**What you should do:**
Do not copy the pictures; transcribe all other material exactly.

**Record excerpts:**
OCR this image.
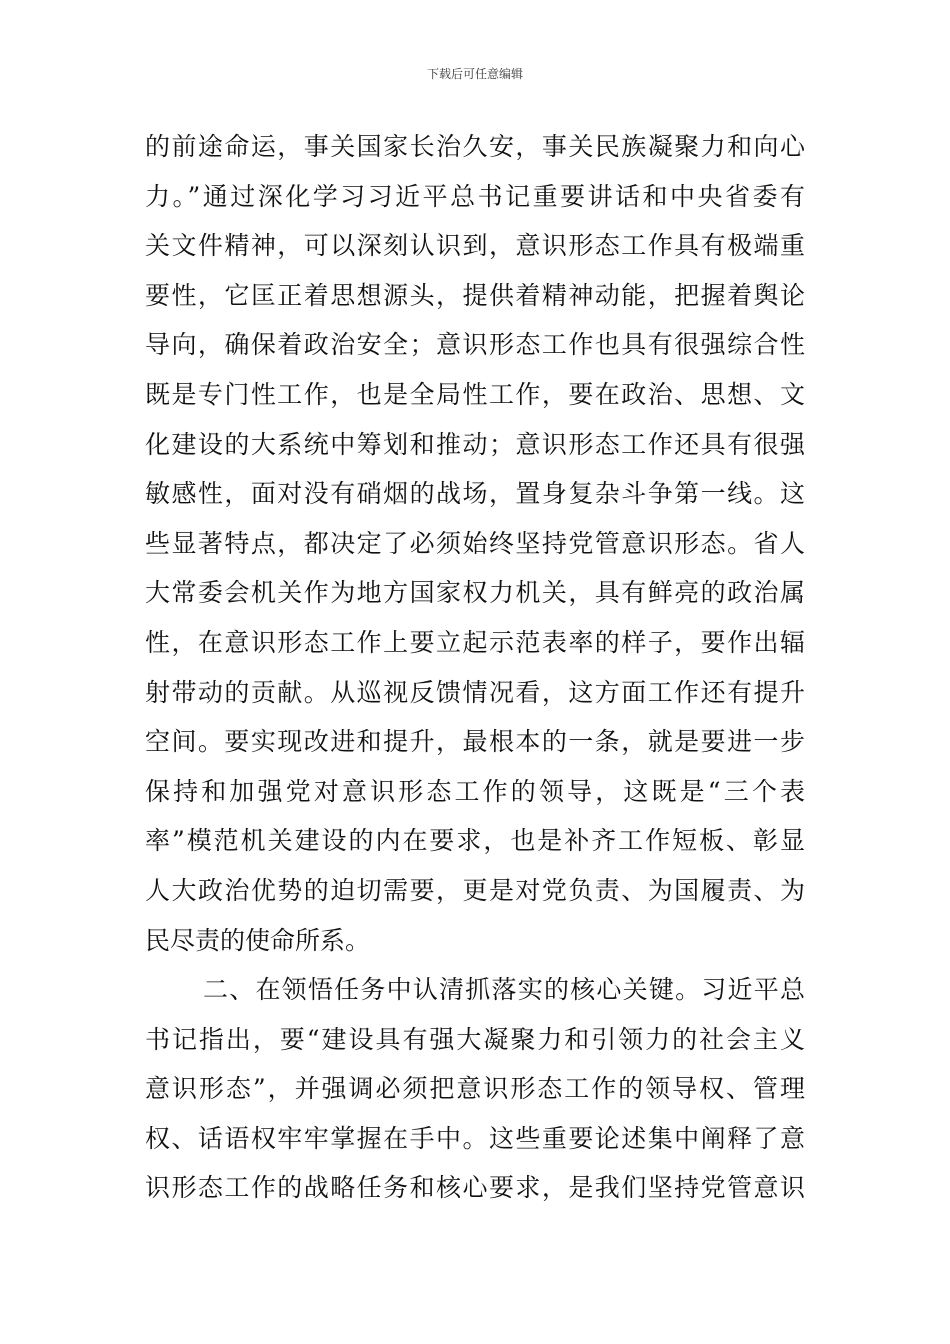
下载后可任意编辑
的前途命运，事关国家长治久安，事关民族凝聚力和向心
力。”通过深化学习习近平总书记重要讲话和中央省委有
关文件精神，可以深刻认识到，意识形态工作具有极端重
要性，它匡正着思想源头，提供着精神动能，把握着舆论
导向，确保着政治安全；意识形态工作也具有很强综合性
既是专门性工作，也是全局性工作，要在政治、思想、文
化建设的大系统中筹划和推动；意识形态工作还具有很强
敏感性，面对没有硝烟的战场，置身复杂斗争第一线。这
些显著特点，都决定了必须始终坚持党管意识形态。省人
大常委会机关作为地方国家权力机关，具有鲜亮的政治属
性，在意识形态工作上要立起示范表率的样子，要作出辐
射带动的贡献。从巡视反馈情况看，这方面工作还有提升
空间。要实现改进和提升，最根本的一条，就是要进一步
保持和加强党对意识形态工作的领导，这既是“三个表
率”模范机关建设的内在要求，也是补齐工作短板、彰显
人大政治优势的迫切需要，更是对党负责、为国履责、为
民尽责的使命所系。
二、在领悟任务中认清抓落实的核心关键。习近平总
书记指出，要“建设具有强大凝聚力和引领力的社会主义
意识形态”，并强调必须把意识形态工作的领导权、管理
权、话语权牢牢掌握在手中。这些重要论述集中阐释了意
识形态工作的战略任务和核心要求，是我们坚持党管意识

**Exercise answer:**
OCR this image.
下载后可任意编辑
的前途命运，事关国家长治久安，事关民族凝聚力和向心
力。”通过深化学习习近平总书记重要讲话和中央省委有
关文件精神，可以深刻认识到，意识形态工作具有极端重
要性，它匡正着思想源头，提供着精神动能，把握着舆论
导向，确保着政治安全；意识形态工作也具有很强综合性
既是专门性工作，也是全局性工作，要在政治、思想、文
化建设的大系统中筹划和推动；意识形态工作还具有很强
敏感性，面对没有硝烟的战场，置身复杂斗争第一线。这
些显著特点，都决定了必须始终坚持党管意识形态。省人
大常委会机关作为地方国家权力机关，具有鲜亮的政治属
性，在意识形态工作上要立起示范表率的样子，要作出辐
射带动的贡献。从巡视反馈情况看，这方面工作还有提升
空间。要实现改进和提升，最根本的一条，就是要进一步
保持和加强党对意识形态工作的领导，这既是“三个表
率”模范机关建设的内在要求，也是补齐工作短板、彰显
人大政治优势的迫切需要，更是对党负责、为国履责、为
民尽责的使命所系。
二、在领悟任务中认清抓落实的核心关键。习近平总
书记指出，要“建设具有强大凝聚力和引领力的社会主义
意识形态”，并强调必须把意识形态工作的领导权、管理
权、话语权牢牢掌握在手中。这些重要论述集中阐释了意
识形态工作的战略任务和核心要求，是我们坚持党管意识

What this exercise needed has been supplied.